═══ SUPPLIED MATERIAL ═══

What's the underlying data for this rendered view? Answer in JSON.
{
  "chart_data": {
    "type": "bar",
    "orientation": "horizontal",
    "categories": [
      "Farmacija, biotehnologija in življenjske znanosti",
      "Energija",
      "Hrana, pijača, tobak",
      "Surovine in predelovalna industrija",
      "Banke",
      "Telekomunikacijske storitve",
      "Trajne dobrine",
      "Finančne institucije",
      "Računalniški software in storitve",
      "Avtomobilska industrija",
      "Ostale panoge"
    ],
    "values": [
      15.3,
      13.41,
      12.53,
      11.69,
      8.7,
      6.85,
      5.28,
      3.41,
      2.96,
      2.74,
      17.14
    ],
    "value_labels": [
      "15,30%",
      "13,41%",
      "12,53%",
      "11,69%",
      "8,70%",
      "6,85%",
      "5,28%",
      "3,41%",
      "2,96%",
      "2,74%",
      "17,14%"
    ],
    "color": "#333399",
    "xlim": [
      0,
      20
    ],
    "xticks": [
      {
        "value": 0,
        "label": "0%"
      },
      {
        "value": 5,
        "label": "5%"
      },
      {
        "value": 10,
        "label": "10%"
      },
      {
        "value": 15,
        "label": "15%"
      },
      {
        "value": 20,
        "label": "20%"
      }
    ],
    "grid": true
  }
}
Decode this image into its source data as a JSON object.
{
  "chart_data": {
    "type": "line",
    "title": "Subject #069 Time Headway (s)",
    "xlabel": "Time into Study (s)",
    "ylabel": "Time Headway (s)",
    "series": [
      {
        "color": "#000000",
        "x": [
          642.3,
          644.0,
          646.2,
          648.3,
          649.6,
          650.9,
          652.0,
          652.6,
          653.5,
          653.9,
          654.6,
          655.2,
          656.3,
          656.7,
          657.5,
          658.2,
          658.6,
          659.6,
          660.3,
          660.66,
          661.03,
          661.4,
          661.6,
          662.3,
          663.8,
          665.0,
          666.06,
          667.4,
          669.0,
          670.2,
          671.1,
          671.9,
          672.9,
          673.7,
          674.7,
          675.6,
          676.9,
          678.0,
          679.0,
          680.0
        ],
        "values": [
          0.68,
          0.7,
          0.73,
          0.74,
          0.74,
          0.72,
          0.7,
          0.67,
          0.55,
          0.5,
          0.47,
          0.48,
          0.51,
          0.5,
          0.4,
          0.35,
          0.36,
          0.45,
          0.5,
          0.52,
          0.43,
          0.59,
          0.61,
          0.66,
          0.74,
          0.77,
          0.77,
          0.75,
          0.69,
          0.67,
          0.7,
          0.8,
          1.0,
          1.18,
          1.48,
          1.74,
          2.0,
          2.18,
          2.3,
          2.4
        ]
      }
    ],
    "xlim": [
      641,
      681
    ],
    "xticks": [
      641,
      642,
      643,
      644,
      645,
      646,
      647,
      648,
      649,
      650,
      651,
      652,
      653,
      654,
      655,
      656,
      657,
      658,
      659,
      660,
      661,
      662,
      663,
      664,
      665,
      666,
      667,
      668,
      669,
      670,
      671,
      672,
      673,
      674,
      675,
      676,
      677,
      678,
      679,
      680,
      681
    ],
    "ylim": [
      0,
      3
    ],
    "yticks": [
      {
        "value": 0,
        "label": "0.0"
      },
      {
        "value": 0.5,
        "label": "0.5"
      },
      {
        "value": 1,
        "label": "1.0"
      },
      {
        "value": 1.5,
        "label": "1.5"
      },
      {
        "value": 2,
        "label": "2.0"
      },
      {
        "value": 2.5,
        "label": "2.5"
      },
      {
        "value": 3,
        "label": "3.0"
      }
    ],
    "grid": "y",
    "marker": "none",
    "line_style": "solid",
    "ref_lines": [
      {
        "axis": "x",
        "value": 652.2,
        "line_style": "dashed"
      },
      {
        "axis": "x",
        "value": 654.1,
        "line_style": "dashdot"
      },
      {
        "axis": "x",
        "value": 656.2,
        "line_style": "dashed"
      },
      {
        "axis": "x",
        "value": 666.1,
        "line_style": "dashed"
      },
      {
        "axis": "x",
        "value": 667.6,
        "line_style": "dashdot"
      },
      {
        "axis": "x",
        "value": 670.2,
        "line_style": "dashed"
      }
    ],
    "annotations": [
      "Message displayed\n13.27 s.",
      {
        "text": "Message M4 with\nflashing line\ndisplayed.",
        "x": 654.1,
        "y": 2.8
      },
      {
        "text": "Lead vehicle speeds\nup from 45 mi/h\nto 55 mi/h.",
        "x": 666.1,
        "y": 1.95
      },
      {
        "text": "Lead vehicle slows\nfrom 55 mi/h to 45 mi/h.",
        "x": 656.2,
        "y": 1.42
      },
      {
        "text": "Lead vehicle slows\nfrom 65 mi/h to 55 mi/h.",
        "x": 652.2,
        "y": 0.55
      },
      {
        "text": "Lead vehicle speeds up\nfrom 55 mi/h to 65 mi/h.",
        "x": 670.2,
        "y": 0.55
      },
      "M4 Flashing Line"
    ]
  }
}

═══

* CHALLENGE:
Identify every line where the string "Time" appears.

* PROBLEM SOLUTION:
    "title": "Subject #069 Time Headway (s)",
    "xlabel": "Time into Study (s)",
    "ylabel": "Time Headway (s)",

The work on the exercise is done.